## Prompt
Only the pictures are left out: repeat the rest of the entries exactly.

## Recorded data
______

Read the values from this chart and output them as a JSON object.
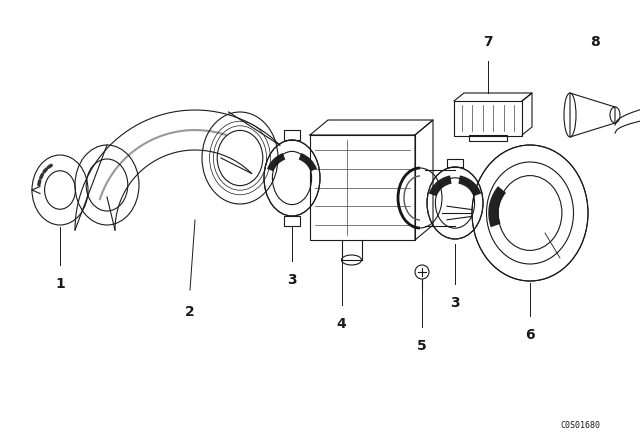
{
  "background_color": "#ffffff",
  "line_color": "#1a1a1a",
  "fig_width": 6.4,
  "fig_height": 4.48,
  "dpi": 100,
  "watermark": "C0S01680",
  "font_size": 9,
  "line_width": 0.8
}
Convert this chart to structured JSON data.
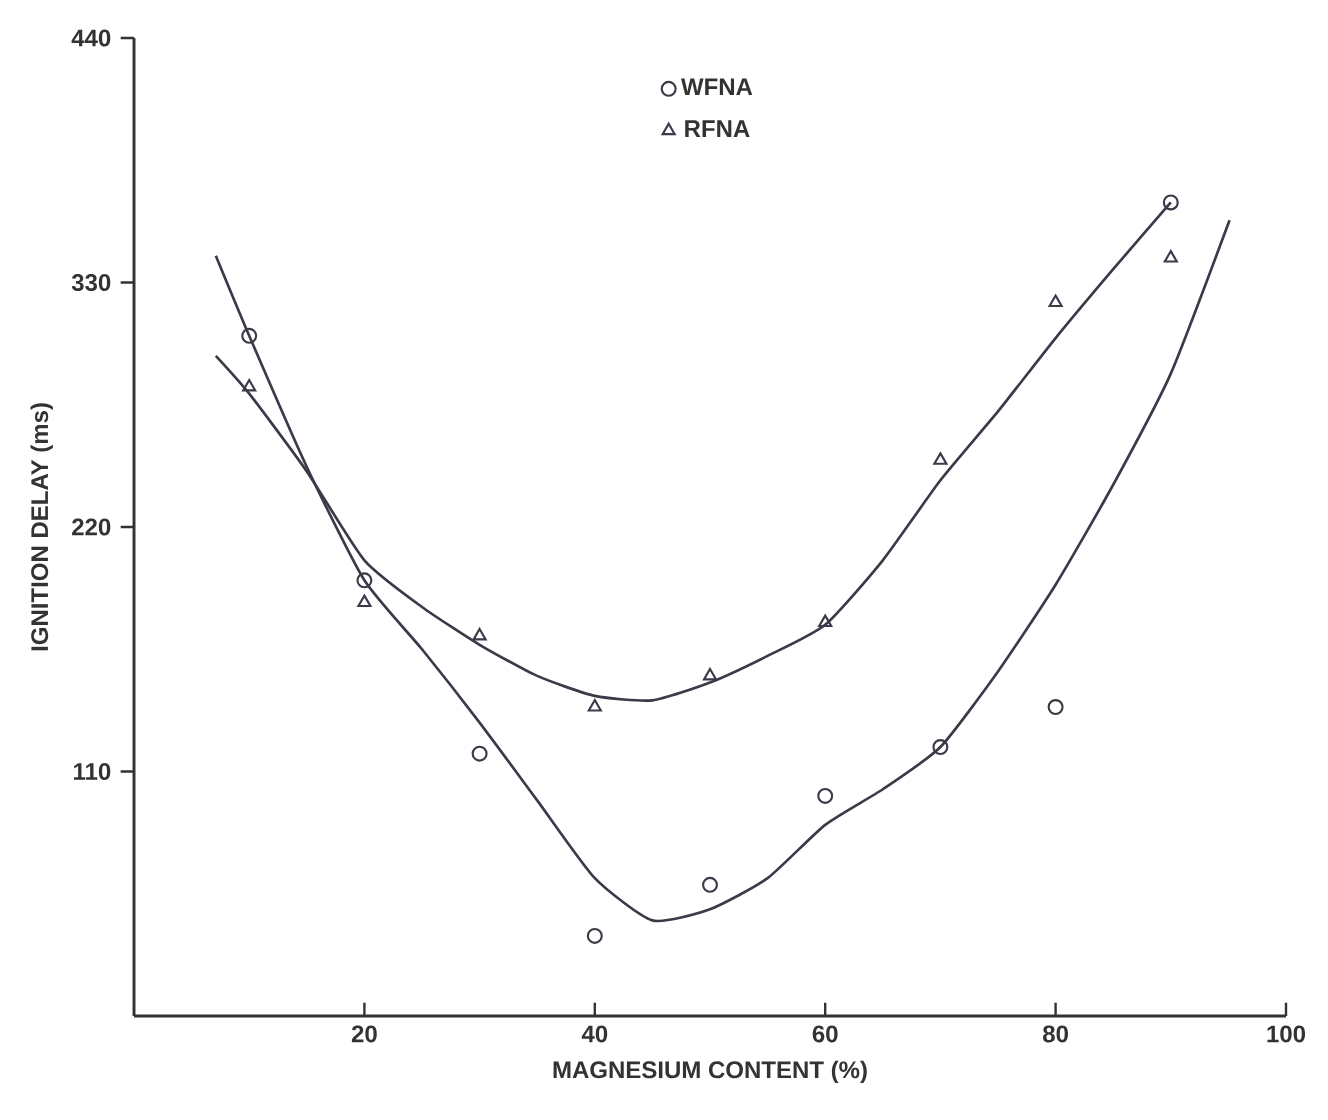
{
  "chart_data": {
    "type": "scatter",
    "xlabel": "MAGNESIUM CONTENT  (%)",
    "ylabel": "IGNITION DELAY (ms)",
    "xlim": [
      0,
      100
    ],
    "ylim": [
      0,
      440
    ],
    "xticks": [
      20,
      40,
      60,
      80,
      100
    ],
    "yticks": [
      110,
      220,
      330,
      440
    ],
    "grid": false,
    "legend": "top",
    "series": [
      {
        "name": "WFNA",
        "marker": "circle",
        "color": "#3a3a48",
        "x": [
          10,
          20,
          30,
          40,
          50,
          60,
          70,
          80,
          90
        ],
        "values": [
          306,
          196,
          118,
          36,
          59,
          99,
          121,
          139,
          366
        ]
      },
      {
        "name": "RFNA",
        "marker": "triangle",
        "color": "#3a3a48",
        "x": [
          10,
          20,
          30,
          40,
          50,
          60,
          70,
          80,
          90
        ],
        "values": [
          283,
          186,
          171,
          139,
          153,
          177,
          250,
          321,
          341
        ]
      },
      {
        "type": "line",
        "color": "#3a3a48",
        "x": [
          7.1,
          10,
          15,
          20,
          25,
          30,
          35,
          40,
          45,
          50,
          55,
          60,
          65,
          70,
          75,
          80,
          85,
          90,
          95.1
        ],
        "values": [
          342,
          306,
          247,
          196,
          165,
          132,
          97,
          62,
          43,
          48,
          62,
          86,
          102,
          121,
          155,
          194,
          239,
          289,
          358
        ]
      },
      {
        "type": "line",
        "color": "#3a3a48",
        "x": [
          7.1,
          10,
          15,
          20,
          25,
          30,
          35,
          40,
          45,
          50,
          55,
          60,
          65,
          70,
          75,
          80,
          85,
          90
        ],
        "values": [
          297,
          280,
          245,
          205,
          184,
          167,
          153,
          144,
          142,
          150,
          162,
          176,
          205,
          241,
          272,
          305,
          336,
          366
        ]
      }
    ]
  }
}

______

## Worked answer
Read the values from this chart and output them as a JSON object.
{
  "background_color": "#ffffff",
  "line_color": "#1a1a1a",
  "fig_width": 6.4,
  "fig_height": 4.48,
  "dpi": 100,
  "watermark": "C0S01680",
  "font_size": 9,
  "line_width": 0.8
}
Convert this chart to structured JSON data.
{
  "chart_data": {
    "type": "scatter",
    "xlabel": "MAGNESIUM CONTENT  (%)",
    "ylabel": "IGNITION DELAY (ms)",
    "xlim": [
      0,
      100
    ],
    "ylim": [
      0,
      440
    ],
    "xticks": [
      20,
      40,
      60,
      80,
      100
    ],
    "yticks": [
      110,
      220,
      330,
      440
    ],
    "grid": false,
    "legend": "top",
    "series": [
      {
        "name": "WFNA",
        "marker": "circle",
        "color": "#3a3a48",
        "x": [
          10,
          20,
          30,
          40,
          50,
          60,
          70,
          80,
          90
        ],
        "values": [
          306,
          196,
          118,
          36,
          59,
          99,
          121,
          139,
          366
        ]
      },
      {
        "name": "RFNA",
        "marker": "triangle",
        "color": "#3a3a48",
        "x": [
          10,
          20,
          30,
          40,
          50,
          60,
          70,
          80,
          90
        ],
        "values": [
          283,
          186,
          171,
          139,
          153,
          177,
          250,
          321,
          341
        ]
      },
      {
        "type": "line",
        "color": "#3a3a48",
        "x": [
          7.1,
          10,
          15,
          20,
          25,
          30,
          35,
          40,
          45,
          50,
          55,
          60,
          65,
          70,
          75,
          80,
          85,
          90,
          95.1
        ],
        "values": [
          342,
          306,
          247,
          196,
          165,
          132,
          97,
          62,
          43,
          48,
          62,
          86,
          102,
          121,
          155,
          194,
          239,
          289,
          358
        ]
      },
      {
        "type": "line",
        "color": "#3a3a48",
        "x": [
          7.1,
          10,
          15,
          20,
          25,
          30,
          35,
          40,
          45,
          50,
          55,
          60,
          65,
          70,
          75,
          80,
          85,
          90
        ],
        "values": [
          297,
          280,
          245,
          205,
          184,
          167,
          153,
          144,
          142,
          150,
          162,
          176,
          205,
          241,
          272,
          305,
          336,
          366
        ]
      }
    ]
  }
}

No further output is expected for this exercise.